EXERCISE TASK - Report every line below that holds the word "title".

Collected data entries
※

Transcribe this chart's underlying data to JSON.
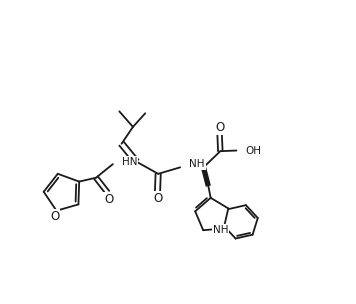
{
  "bg_color": "#ffffff",
  "line_color": "#1a1a1a",
  "lw": 1.3,
  "fs": 7.5,
  "fw": 3.56,
  "fh": 3.04,
  "dpi": 100,
  "xlim": [
    -0.5,
    10.5
  ],
  "ylim": [
    -0.5,
    8.5
  ]
}
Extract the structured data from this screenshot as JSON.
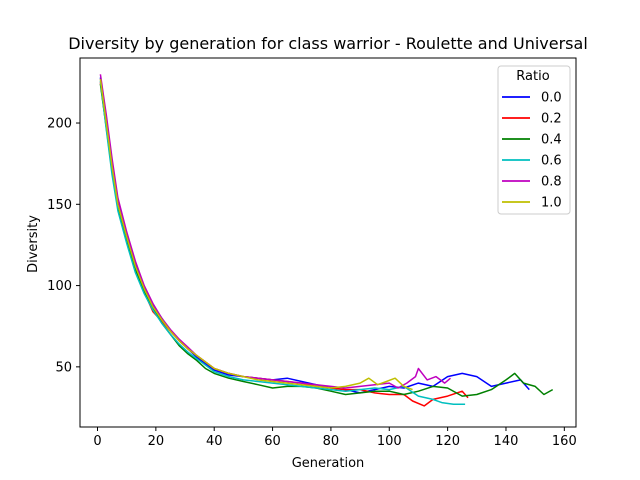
{
  "chart_data": {
    "type": "line",
    "title": "Diversity by generation for class warrior - Roulette and Universal",
    "xlabel": "Generation",
    "ylabel": "Diversity",
    "xlim": [
      -6,
      164
    ],
    "ylim": [
      13,
      240
    ],
    "xticks": [
      0,
      20,
      40,
      60,
      80,
      100,
      120,
      140,
      160
    ],
    "yticks": [
      50,
      100,
      150,
      200
    ],
    "grid": false,
    "legend": {
      "title": "Ratio",
      "placement": "top-right"
    },
    "series": [
      {
        "name": "0.0",
        "color": "#0000ff",
        "points": [
          [
            1,
            228
          ],
          [
            3,
            200
          ],
          [
            5,
            175
          ],
          [
            7,
            152
          ],
          [
            10,
            132
          ],
          [
            13,
            113
          ],
          [
            16,
            99
          ],
          [
            19,
            88
          ],
          [
            22,
            80
          ],
          [
            25,
            72
          ],
          [
            28,
            66
          ],
          [
            31,
            61
          ],
          [
            34,
            56
          ],
          [
            37,
            52
          ],
          [
            40,
            48
          ],
          [
            45,
            45
          ],
          [
            50,
            44
          ],
          [
            55,
            43
          ],
          [
            60,
            42
          ],
          [
            65,
            43
          ],
          [
            70,
            41
          ],
          [
            75,
            39
          ],
          [
            80,
            37
          ],
          [
            85,
            36
          ],
          [
            90,
            34
          ],
          [
            95,
            36
          ],
          [
            100,
            38
          ],
          [
            105,
            37
          ],
          [
            110,
            40
          ],
          [
            115,
            38
          ],
          [
            120,
            44
          ],
          [
            125,
            46
          ],
          [
            130,
            44
          ],
          [
            135,
            38
          ],
          [
            140,
            40
          ],
          [
            145,
            42
          ],
          [
            148,
            36
          ]
        ]
      },
      {
        "name": "0.2",
        "color": "#ff0000",
        "points": [
          [
            1,
            225
          ],
          [
            3,
            198
          ],
          [
            5,
            172
          ],
          [
            7,
            150
          ],
          [
            10,
            130
          ],
          [
            13,
            110
          ],
          [
            16,
            96
          ],
          [
            19,
            84
          ],
          [
            22,
            78
          ],
          [
            25,
            72
          ],
          [
            28,
            66
          ],
          [
            31,
            61
          ],
          [
            34,
            57
          ],
          [
            37,
            53
          ],
          [
            40,
            49
          ],
          [
            45,
            46
          ],
          [
            50,
            44
          ],
          [
            55,
            43
          ],
          [
            60,
            42
          ],
          [
            65,
            41
          ],
          [
            70,
            40
          ],
          [
            75,
            38
          ],
          [
            80,
            37
          ],
          [
            85,
            36
          ],
          [
            90,
            36
          ],
          [
            95,
            34
          ],
          [
            100,
            33
          ],
          [
            105,
            33
          ],
          [
            108,
            29
          ],
          [
            112,
            26
          ],
          [
            115,
            30
          ],
          [
            120,
            32
          ],
          [
            125,
            35
          ],
          [
            127,
            31
          ]
        ]
      },
      {
        "name": "0.4",
        "color": "#008000",
        "points": [
          [
            1,
            224
          ],
          [
            3,
            197
          ],
          [
            5,
            170
          ],
          [
            7,
            148
          ],
          [
            10,
            128
          ],
          [
            13,
            110
          ],
          [
            16,
            96
          ],
          [
            19,
            86
          ],
          [
            22,
            77
          ],
          [
            25,
            70
          ],
          [
            28,
            63
          ],
          [
            31,
            58
          ],
          [
            34,
            54
          ],
          [
            37,
            49
          ],
          [
            40,
            46
          ],
          [
            45,
            43
          ],
          [
            50,
            41
          ],
          [
            55,
            39
          ],
          [
            60,
            37
          ],
          [
            65,
            38
          ],
          [
            70,
            38
          ],
          [
            75,
            37
          ],
          [
            80,
            35
          ],
          [
            85,
            33
          ],
          [
            90,
            34
          ],
          [
            95,
            35
          ],
          [
            100,
            35
          ],
          [
            105,
            33
          ],
          [
            110,
            35
          ],
          [
            115,
            38
          ],
          [
            120,
            37
          ],
          [
            125,
            32
          ],
          [
            130,
            33
          ],
          [
            135,
            36
          ],
          [
            140,
            42
          ],
          [
            143,
            46
          ],
          [
            146,
            40
          ],
          [
            150,
            38
          ],
          [
            153,
            33
          ],
          [
            156,
            36
          ]
        ]
      },
      {
        "name": "0.6",
        "color": "#00bfbf",
        "points": [
          [
            1,
            226
          ],
          [
            3,
            196
          ],
          [
            5,
            168
          ],
          [
            7,
            146
          ],
          [
            10,
            126
          ],
          [
            13,
            108
          ],
          [
            16,
            95
          ],
          [
            19,
            85
          ],
          [
            22,
            77
          ],
          [
            25,
            70
          ],
          [
            28,
            64
          ],
          [
            31,
            59
          ],
          [
            34,
            55
          ],
          [
            37,
            51
          ],
          [
            40,
            47
          ],
          [
            45,
            44
          ],
          [
            50,
            42
          ],
          [
            55,
            41
          ],
          [
            60,
            40
          ],
          [
            65,
            39
          ],
          [
            70,
            38
          ],
          [
            75,
            37
          ],
          [
            80,
            36
          ],
          [
            85,
            35
          ],
          [
            90,
            36
          ],
          [
            95,
            37
          ],
          [
            100,
            36
          ],
          [
            105,
            38
          ],
          [
            110,
            32
          ],
          [
            115,
            30
          ],
          [
            118,
            28
          ],
          [
            122,
            27
          ],
          [
            126,
            27
          ]
        ]
      },
      {
        "name": "0.8",
        "color": "#bf00bf",
        "points": [
          [
            1,
            230
          ],
          [
            3,
            205
          ],
          [
            5,
            178
          ],
          [
            7,
            154
          ],
          [
            10,
            133
          ],
          [
            13,
            115
          ],
          [
            16,
            100
          ],
          [
            19,
            89
          ],
          [
            22,
            80
          ],
          [
            25,
            73
          ],
          [
            28,
            67
          ],
          [
            31,
            62
          ],
          [
            34,
            57
          ],
          [
            37,
            53
          ],
          [
            40,
            49
          ],
          [
            45,
            46
          ],
          [
            50,
            44
          ],
          [
            55,
            43
          ],
          [
            60,
            42
          ],
          [
            65,
            41
          ],
          [
            70,
            40
          ],
          [
            75,
            39
          ],
          [
            80,
            38
          ],
          [
            85,
            37
          ],
          [
            90,
            38
          ],
          [
            95,
            39
          ],
          [
            100,
            40
          ],
          [
            103,
            37
          ],
          [
            106,
            40
          ],
          [
            109,
            44
          ],
          [
            110,
            49
          ],
          [
            113,
            42
          ],
          [
            116,
            44
          ],
          [
            119,
            40
          ],
          [
            121,
            43
          ]
        ]
      },
      {
        "name": "1.0",
        "color": "#bfbf00",
        "points": [
          [
            1,
            227
          ],
          [
            3,
            200
          ],
          [
            5,
            173
          ],
          [
            7,
            150
          ],
          [
            10,
            130
          ],
          [
            13,
            112
          ],
          [
            16,
            98
          ],
          [
            19,
            87
          ],
          [
            22,
            79
          ],
          [
            25,
            72
          ],
          [
            28,
            66
          ],
          [
            31,
            61
          ],
          [
            34,
            57
          ],
          [
            37,
            53
          ],
          [
            40,
            49
          ],
          [
            45,
            46
          ],
          [
            50,
            44
          ],
          [
            55,
            42
          ],
          [
            60,
            41
          ],
          [
            65,
            40
          ],
          [
            70,
            39
          ],
          [
            75,
            38
          ],
          [
            80,
            37
          ],
          [
            85,
            38
          ],
          [
            90,
            40
          ],
          [
            93,
            43
          ],
          [
            96,
            39
          ],
          [
            99,
            41
          ],
          [
            102,
            43
          ],
          [
            105,
            38
          ],
          [
            108,
            36
          ]
        ]
      }
    ]
  }
}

※

FULL OUTPUT -
    "title": "Diversity by generation for class warrior - Roulette and Universal",
      "title": "Ratio",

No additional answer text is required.